Aim of the task> Reproduce all of the records below line for line, without any alteration, but omit the pictures from your output.
BEGIN Materials provided
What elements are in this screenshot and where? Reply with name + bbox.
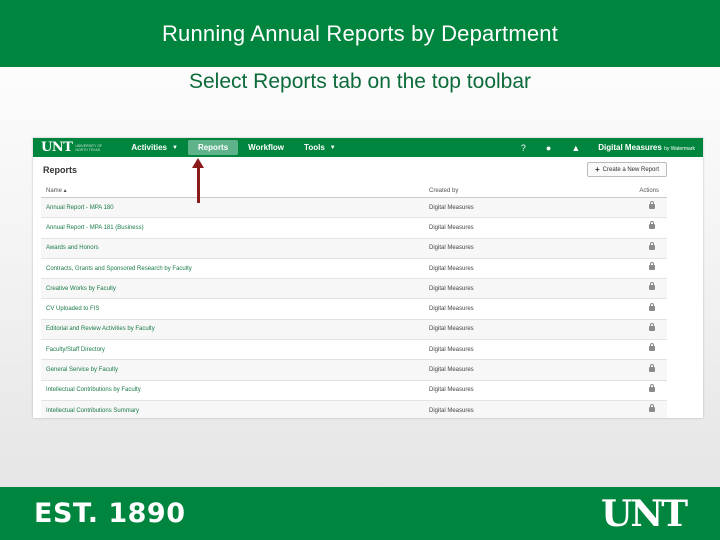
report-created-by: Digital Measures — [429, 306, 474, 313]
top-toolbar: UNT UNIVERSITY OF NORTH TEXAS Activities… — [33, 138, 703, 157]
nav-tools[interactable]: Tools ▼ — [294, 140, 346, 155]
slide-subtitle: Select Reports tab on the top toolbar — [188, 70, 532, 93]
create-report-label: Create a New Report — [602, 166, 660, 173]
lock-icon — [649, 322, 655, 331]
row-actions — [609, 201, 667, 211]
logo-mark: UNT — [41, 140, 73, 155]
plus-icon: + — [594, 165, 600, 174]
table-header: Name ▴ Created by Actions — [41, 184, 667, 198]
unt-footer-logo: UNT — [601, 493, 688, 535]
report-link[interactable]: CV Uploaded to FIS — [41, 306, 429, 312]
report-link[interactable]: Contracts, Grants and Sponsored Research… — [41, 266, 429, 272]
logo-subtext: UNIVERSITY OF NORTH TEXAS — [75, 143, 103, 152]
lock-icon — [649, 241, 655, 250]
row-actions — [609, 262, 667, 272]
row-actions — [609, 221, 667, 231]
report-created-by: Digital Measures — [429, 326, 474, 333]
table-row: Awards and Honors Digital Measures — [41, 238, 667, 259]
nav-reports[interactable]: Reports — [187, 140, 239, 155]
report-link[interactable]: Intellectual Contributions Summary — [41, 408, 429, 414]
report-link[interactable]: Intellectual Contributions by Faculty — [41, 387, 429, 393]
lock-icon — [649, 201, 655, 210]
brand-sub: by Watermark — [664, 146, 695, 152]
report-created-by: Digital Measures — [429, 285, 474, 292]
arrow-up-icon — [192, 158, 204, 168]
lock-icon — [649, 302, 655, 311]
report-created-by: Digital Measures — [429, 387, 474, 394]
table-row: Faculty/Staff Directory Digital Measures — [41, 340, 667, 361]
row-actions — [609, 363, 667, 374]
lock-icon — [649, 404, 655, 413]
column-created-by[interactable]: Created by — [429, 188, 609, 194]
chevron-down-icon: ▼ — [171, 144, 178, 151]
table-row: Creative Works by Faculty Digital Measur… — [41, 279, 667, 300]
est-1890-text: EST. 1890 — [34, 498, 186, 529]
report-created-by: Digital Measures — [429, 407, 474, 414]
row-actions — [609, 404, 667, 414]
help-icon[interactable]: ? — [511, 143, 536, 153]
table-row: Annual Report - MPA 181 (Business) Digit… — [41, 218, 667, 239]
lock-icon — [649, 343, 655, 352]
report-created-by: Digital Measures — [429, 367, 474, 374]
report-link[interactable]: Annual Report - MPA 180 — [41, 205, 429, 211]
report-link[interactable]: Awards and Honors — [41, 245, 429, 251]
report-created-by: Digital Measures — [429, 204, 474, 211]
report-link[interactable]: Creative Works by Faculty — [41, 286, 429, 292]
nav-right-group: ? ● ▲ Digital Measures by Watermark — [511, 143, 703, 153]
row-actions — [609, 282, 667, 292]
user-icon[interactable]: ▲ — [561, 143, 590, 153]
row-actions — [609, 383, 667, 394]
row-actions — [609, 322, 667, 333]
report-created-by: Digital Measures — [429, 224, 474, 231]
lock-icon — [649, 383, 655, 392]
report-link[interactable]: General Service by Faculty — [41, 367, 429, 373]
create-report-button[interactable]: + Create a New Report — [587, 162, 667, 177]
bell-icon[interactable]: ● — [536, 143, 561, 153]
nav-tools-label: Tools — [304, 143, 325, 152]
pointer-arrow-shaft — [197, 166, 200, 203]
brand-name: Digital Measures — [598, 143, 662, 152]
table-row: Annual Report - MPA 180 Digital Measures — [41, 198, 667, 219]
nav-reports-label: Reports — [197, 143, 229, 152]
lock-icon — [649, 262, 655, 271]
report-link[interactable]: Faculty/Staff Directory — [41, 347, 429, 353]
reports-table: Annual Report - MPA 180 Digital Measures… — [41, 198, 667, 418]
lock-icon — [649, 282, 655, 291]
chevron-down-icon: ▼ — [329, 144, 336, 151]
lock-icon — [649, 363, 655, 372]
nav-workflow-label: Workflow — [248, 143, 285, 152]
digital-measures-brand: Digital Measures by Watermark — [590, 143, 703, 152]
lock-icon — [649, 221, 655, 230]
report-created-by: Digital Measures — [429, 346, 474, 353]
table-row: CV Uploaded to FIS Digital Measures — [41, 299, 667, 320]
page-heading: Reports — [43, 165, 78, 175]
row-actions — [609, 302, 667, 313]
column-name[interactable]: Name ▴ — [41, 187, 429, 194]
slide-title: Running Annual Reports by Department — [161, 20, 559, 46]
nav-activities[interactable]: Activities ▼ — [121, 140, 188, 155]
row-actions — [609, 343, 667, 353]
row-actions — [609, 241, 667, 252]
report-link[interactable]: Editorial and Review Activities by Facul… — [41, 326, 429, 332]
report-created-by: Digital Measures — [429, 245, 474, 252]
app-screenshot: UNT UNIVERSITY OF NORTH TEXAS Activities… — [33, 138, 703, 418]
slide-title-bar: Running Annual Reports by Department — [0, 0, 720, 67]
table-row: Intellectual Contributions by Faculty Di… — [41, 381, 667, 401]
table-row: Intellectual Contributions Summary Digit… — [41, 400, 667, 418]
column-actions: Actions — [639, 187, 659, 194]
unt-logo[interactable]: UNT UNIVERSITY OF NORTH TEXAS — [41, 140, 107, 155]
table-row: Editorial and Review Activities by Facul… — [41, 319, 667, 341]
slide-footer: EST. 1890 UNT — [0, 487, 720, 540]
nav-workflow[interactable]: Workflow — [238, 140, 294, 155]
report-link[interactable]: Annual Report - MPA 181 (Business) — [41, 225, 429, 231]
nav-activities-label: Activities — [131, 143, 167, 152]
table-row: General Service by Faculty Digital Measu… — [41, 360, 667, 381]
table-row: Contracts, Grants and Sponsored Research… — [41, 259, 667, 280]
report-created-by: Digital Measures — [429, 265, 474, 272]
END Materials provided
Answer to this task>
What elements are in this screenshot and where? Reply with name + bbox.
report-created-by: Digital Measures — [429, 306, 474, 313]
top-toolbar: UNT UNIVERSITY OF NORTH TEXAS Activities… — [33, 138, 703, 157]
nav-tools[interactable]: Tools ▼ — [294, 140, 346, 155]
slide-subtitle: Select Reports tab on the top toolbar — [188, 70, 532, 93]
create-report-label: Create a New Report — [602, 166, 660, 173]
lock-icon — [649, 322, 655, 331]
row-actions — [609, 201, 667, 211]
logo-mark: UNT — [41, 140, 73, 155]
plus-icon: + — [594, 165, 600, 174]
table-header: Name ▴ Created by Actions — [41, 184, 667, 198]
unt-footer-logo: UNT — [601, 493, 688, 535]
report-link[interactable]: CV Uploaded to FIS — [41, 306, 429, 312]
report-link[interactable]: Contracts, Grants and Sponsored Research… — [41, 266, 429, 272]
logo-subtext: UNIVERSITY OF NORTH TEXAS — [75, 143, 103, 152]
lock-icon — [649, 241, 655, 250]
row-actions — [609, 262, 667, 272]
row-actions — [609, 221, 667, 231]
report-created-by: Digital Measures — [429, 326, 474, 333]
table-row: Awards and Honors Digital Measures — [41, 238, 667, 259]
nav-reports[interactable]: Reports — [187, 140, 239, 155]
report-link[interactable]: Intellectual Contributions Summary — [41, 408, 429, 414]
report-link[interactable]: Intellectual Contributions by Faculty — [41, 387, 429, 393]
lock-icon — [649, 201, 655, 210]
brand-sub: by Watermark — [664, 146, 695, 152]
report-created-by: Digital Measures — [429, 285, 474, 292]
arrow-up-icon — [192, 158, 204, 168]
lock-icon — [649, 302, 655, 311]
report-created-by: Digital Measures — [429, 387, 474, 394]
table-row: Faculty/Staff Directory Digital Measures — [41, 340, 667, 361]
row-actions — [609, 363, 667, 374]
lock-icon — [649, 404, 655, 413]
column-created-by[interactable]: Created by — [429, 188, 609, 194]
chevron-down-icon: ▼ — [171, 144, 178, 151]
table-row: Creative Works by Faculty Digital Measur… — [41, 279, 667, 300]
est-1890-text: EST. 1890 — [34, 498, 186, 529]
report-created-by: Digital Measures — [429, 407, 474, 414]
row-actions — [609, 404, 667, 414]
help-icon[interactable]: ? — [511, 143, 536, 153]
table-row: Annual Report - MPA 181 (Business) Digit… — [41, 218, 667, 239]
lock-icon — [649, 343, 655, 352]
report-created-by: Digital Measures — [429, 367, 474, 374]
report-link[interactable]: Annual Report - MPA 180 — [41, 205, 429, 211]
report-link[interactable]: Awards and Honors — [41, 245, 429, 251]
report-created-by: Digital Measures — [429, 204, 474, 211]
report-link[interactable]: Creative Works by Faculty — [41, 286, 429, 292]
nav-right-group: ? ● ▲ Digital Measures by Watermark — [511, 143, 703, 153]
row-actions — [609, 282, 667, 292]
user-icon[interactable]: ▲ — [561, 143, 590, 153]
row-actions — [609, 383, 667, 394]
row-actions — [609, 322, 667, 333]
report-created-by: Digital Measures — [429, 224, 474, 231]
lock-icon — [649, 383, 655, 392]
report-link[interactable]: General Service by Faculty — [41, 367, 429, 373]
create-report-button[interactable]: + Create a New Report — [587, 162, 667, 177]
bell-icon[interactable]: ● — [536, 143, 561, 153]
nav-tools-label: Tools — [304, 143, 325, 152]
pointer-arrow-shaft — [197, 166, 200, 203]
brand-name: Digital Measures — [598, 143, 662, 152]
table-row: Annual Report - MPA 180 Digital Measures — [41, 198, 667, 219]
nav-reports-label: Reports — [197, 143, 229, 152]
lock-icon — [649, 262, 655, 271]
report-link[interactable]: Faculty/Staff Directory — [41, 347, 429, 353]
reports-table: Annual Report - MPA 180 Digital Measures… — [41, 198, 667, 418]
lock-icon — [649, 282, 655, 291]
chevron-down-icon: ▼ — [329, 144, 336, 151]
lock-icon — [649, 363, 655, 372]
nav-workflow-label: Workflow — [248, 143, 285, 152]
digital-measures-brand: Digital Measures by Watermark — [590, 143, 703, 152]
lock-icon — [649, 221, 655, 230]
report-created-by: Digital Measures — [429, 346, 474, 353]
table-row: CV Uploaded to FIS Digital Measures — [41, 299, 667, 320]
page-heading: Reports — [43, 165, 78, 175]
row-actions — [609, 302, 667, 313]
column-name[interactable]: Name ▴ — [41, 187, 429, 194]
slide-title: Running Annual Reports by Department — [161, 20, 559, 46]
nav-activities[interactable]: Activities ▼ — [121, 140, 188, 155]
row-actions — [609, 343, 667, 353]
row-actions — [609, 241, 667, 252]
report-link[interactable]: Editorial and Review Activities by Facul… — [41, 326, 429, 332]
report-created-by: Digital Measures — [429, 245, 474, 252]
app-screenshot: UNT UNIVERSITY OF NORTH TEXAS Activities… — [33, 138, 703, 418]
slide-title-bar: Running Annual Reports by Department — [0, 0, 720, 67]
table-row: Intellectual Contributions by Faculty Di… — [41, 381, 667, 401]
table-row: Intellectual Contributions Summary Digit… — [41, 400, 667, 418]
column-actions: Actions — [639, 187, 659, 194]
unt-logo[interactable]: UNT UNIVERSITY OF NORTH TEXAS — [41, 140, 107, 155]
table-row: Editorial and Review Activities by Facul… — [41, 319, 667, 341]
slide-footer: EST. 1890 UNT — [0, 487, 720, 540]
nav-workflow[interactable]: Workflow — [238, 140, 294, 155]
report-link[interactable]: Annual Report - MPA 181 (Business) — [41, 225, 429, 231]
nav-activities-label: Activities — [131, 143, 167, 152]
table-row: General Service by Faculty Digital Measu… — [41, 360, 667, 381]
table-row: Contracts, Grants and Sponsored Research… — [41, 259, 667, 280]
report-created-by: Digital Measures — [429, 265, 474, 272]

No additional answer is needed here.